To be done:
Using the records provided below, locate and copy each line that contains the word "Everyday".

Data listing
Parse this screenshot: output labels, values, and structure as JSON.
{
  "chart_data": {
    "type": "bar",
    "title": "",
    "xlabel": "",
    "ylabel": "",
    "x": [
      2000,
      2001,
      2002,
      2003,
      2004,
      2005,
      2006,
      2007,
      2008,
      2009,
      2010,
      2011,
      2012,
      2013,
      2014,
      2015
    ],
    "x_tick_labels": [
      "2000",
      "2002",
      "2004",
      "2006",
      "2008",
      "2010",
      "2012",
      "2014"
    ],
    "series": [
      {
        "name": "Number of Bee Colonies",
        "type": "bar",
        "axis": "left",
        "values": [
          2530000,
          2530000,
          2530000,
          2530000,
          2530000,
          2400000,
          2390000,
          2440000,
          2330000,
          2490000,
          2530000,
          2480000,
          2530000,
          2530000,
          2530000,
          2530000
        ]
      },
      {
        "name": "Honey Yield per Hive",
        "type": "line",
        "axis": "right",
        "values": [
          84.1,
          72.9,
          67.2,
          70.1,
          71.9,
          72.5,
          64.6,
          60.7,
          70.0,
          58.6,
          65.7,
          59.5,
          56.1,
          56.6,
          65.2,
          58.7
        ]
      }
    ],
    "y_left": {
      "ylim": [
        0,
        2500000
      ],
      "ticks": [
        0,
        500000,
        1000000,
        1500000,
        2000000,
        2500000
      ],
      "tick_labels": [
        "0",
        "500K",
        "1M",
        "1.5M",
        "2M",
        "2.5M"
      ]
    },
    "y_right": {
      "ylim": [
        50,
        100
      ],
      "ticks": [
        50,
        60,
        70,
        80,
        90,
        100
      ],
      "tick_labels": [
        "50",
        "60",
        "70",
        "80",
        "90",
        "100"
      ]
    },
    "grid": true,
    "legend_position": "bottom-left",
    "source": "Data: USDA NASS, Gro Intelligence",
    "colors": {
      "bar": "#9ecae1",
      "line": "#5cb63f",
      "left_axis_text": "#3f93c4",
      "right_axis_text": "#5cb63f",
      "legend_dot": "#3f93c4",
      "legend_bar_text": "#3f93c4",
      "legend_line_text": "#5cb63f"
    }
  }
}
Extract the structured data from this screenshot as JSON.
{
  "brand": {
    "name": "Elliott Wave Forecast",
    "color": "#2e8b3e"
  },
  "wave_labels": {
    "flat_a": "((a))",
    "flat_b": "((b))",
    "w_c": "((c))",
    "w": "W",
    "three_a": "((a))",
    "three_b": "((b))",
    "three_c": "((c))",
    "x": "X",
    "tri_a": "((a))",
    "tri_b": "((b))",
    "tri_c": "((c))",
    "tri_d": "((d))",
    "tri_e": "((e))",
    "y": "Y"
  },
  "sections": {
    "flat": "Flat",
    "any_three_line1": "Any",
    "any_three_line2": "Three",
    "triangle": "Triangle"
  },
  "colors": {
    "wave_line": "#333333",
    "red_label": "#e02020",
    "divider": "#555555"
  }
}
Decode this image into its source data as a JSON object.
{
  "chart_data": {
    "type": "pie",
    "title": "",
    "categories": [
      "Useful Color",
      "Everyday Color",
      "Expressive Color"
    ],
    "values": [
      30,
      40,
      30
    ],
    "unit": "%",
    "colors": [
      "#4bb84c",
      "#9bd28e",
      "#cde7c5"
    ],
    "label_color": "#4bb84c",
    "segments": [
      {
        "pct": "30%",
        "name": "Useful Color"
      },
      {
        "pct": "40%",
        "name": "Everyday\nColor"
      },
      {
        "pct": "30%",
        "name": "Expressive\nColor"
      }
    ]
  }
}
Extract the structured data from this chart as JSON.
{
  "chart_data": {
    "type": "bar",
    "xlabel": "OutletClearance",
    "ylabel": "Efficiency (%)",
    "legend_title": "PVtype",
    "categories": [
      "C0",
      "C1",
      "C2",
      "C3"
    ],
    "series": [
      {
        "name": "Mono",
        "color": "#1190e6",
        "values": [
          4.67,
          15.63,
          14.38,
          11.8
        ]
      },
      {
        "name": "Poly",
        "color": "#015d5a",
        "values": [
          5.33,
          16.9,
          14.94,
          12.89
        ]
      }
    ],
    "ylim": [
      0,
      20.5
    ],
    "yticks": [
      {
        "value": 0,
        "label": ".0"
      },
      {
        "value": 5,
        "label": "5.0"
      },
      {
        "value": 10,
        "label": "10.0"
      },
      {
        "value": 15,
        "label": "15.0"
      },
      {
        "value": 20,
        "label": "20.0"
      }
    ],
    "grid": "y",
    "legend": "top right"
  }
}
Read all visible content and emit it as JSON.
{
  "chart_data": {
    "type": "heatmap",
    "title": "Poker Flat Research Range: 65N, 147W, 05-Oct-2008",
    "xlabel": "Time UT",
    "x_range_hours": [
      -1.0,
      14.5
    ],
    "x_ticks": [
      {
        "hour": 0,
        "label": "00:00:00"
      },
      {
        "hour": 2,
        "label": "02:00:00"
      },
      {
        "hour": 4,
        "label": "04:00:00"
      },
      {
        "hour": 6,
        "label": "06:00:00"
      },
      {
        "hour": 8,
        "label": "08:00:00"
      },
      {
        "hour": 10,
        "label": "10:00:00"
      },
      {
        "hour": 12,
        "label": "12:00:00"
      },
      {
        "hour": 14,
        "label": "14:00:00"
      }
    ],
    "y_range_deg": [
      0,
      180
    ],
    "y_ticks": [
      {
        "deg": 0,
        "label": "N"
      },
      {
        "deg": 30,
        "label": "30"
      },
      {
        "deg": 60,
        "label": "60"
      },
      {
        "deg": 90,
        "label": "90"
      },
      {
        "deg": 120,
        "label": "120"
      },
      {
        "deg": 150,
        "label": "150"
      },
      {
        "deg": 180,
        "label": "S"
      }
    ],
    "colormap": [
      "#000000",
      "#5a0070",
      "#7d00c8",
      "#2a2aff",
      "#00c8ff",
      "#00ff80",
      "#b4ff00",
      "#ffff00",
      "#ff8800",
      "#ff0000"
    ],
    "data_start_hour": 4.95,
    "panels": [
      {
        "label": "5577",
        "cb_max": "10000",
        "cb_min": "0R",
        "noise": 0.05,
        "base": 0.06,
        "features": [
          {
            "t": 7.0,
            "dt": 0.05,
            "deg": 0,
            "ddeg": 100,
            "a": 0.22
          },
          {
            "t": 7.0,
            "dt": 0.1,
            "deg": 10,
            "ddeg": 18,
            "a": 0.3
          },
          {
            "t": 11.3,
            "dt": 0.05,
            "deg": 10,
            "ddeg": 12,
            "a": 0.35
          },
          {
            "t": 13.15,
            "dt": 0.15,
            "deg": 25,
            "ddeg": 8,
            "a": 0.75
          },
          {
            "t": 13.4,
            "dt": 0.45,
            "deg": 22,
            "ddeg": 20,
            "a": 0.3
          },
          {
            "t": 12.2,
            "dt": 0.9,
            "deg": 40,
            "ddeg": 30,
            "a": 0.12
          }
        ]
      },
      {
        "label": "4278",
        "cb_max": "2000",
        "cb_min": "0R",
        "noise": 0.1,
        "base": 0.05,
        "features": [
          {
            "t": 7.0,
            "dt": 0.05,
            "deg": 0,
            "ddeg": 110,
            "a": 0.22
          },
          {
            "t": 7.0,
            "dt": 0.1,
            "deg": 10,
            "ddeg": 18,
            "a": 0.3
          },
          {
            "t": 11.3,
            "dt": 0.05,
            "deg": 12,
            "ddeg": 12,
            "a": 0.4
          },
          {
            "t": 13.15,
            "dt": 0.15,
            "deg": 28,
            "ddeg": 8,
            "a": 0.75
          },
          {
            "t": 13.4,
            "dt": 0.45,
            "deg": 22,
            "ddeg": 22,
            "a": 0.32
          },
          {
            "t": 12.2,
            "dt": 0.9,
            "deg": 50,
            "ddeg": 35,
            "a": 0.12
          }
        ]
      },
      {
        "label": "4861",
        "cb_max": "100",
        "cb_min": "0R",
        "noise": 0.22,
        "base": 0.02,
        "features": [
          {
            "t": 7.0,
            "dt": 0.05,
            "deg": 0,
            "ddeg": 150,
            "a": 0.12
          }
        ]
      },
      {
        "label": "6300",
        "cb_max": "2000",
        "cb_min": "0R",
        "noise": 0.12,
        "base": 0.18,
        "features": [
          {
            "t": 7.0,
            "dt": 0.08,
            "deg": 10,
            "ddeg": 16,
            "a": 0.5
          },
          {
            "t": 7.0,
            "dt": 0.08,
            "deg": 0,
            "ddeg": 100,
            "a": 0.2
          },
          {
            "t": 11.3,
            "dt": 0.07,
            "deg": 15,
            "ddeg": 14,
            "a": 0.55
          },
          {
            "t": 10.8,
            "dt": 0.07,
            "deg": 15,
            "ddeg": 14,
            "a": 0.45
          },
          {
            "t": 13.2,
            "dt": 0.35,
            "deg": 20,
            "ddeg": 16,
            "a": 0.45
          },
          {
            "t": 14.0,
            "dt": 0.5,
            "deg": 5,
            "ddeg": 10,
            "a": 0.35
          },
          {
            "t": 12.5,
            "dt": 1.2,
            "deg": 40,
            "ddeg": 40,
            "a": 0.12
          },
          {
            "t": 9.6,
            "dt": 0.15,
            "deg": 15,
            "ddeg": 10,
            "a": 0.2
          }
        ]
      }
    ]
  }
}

Task result:
      "Everyday Color",
        "name": "Everyday\nColor"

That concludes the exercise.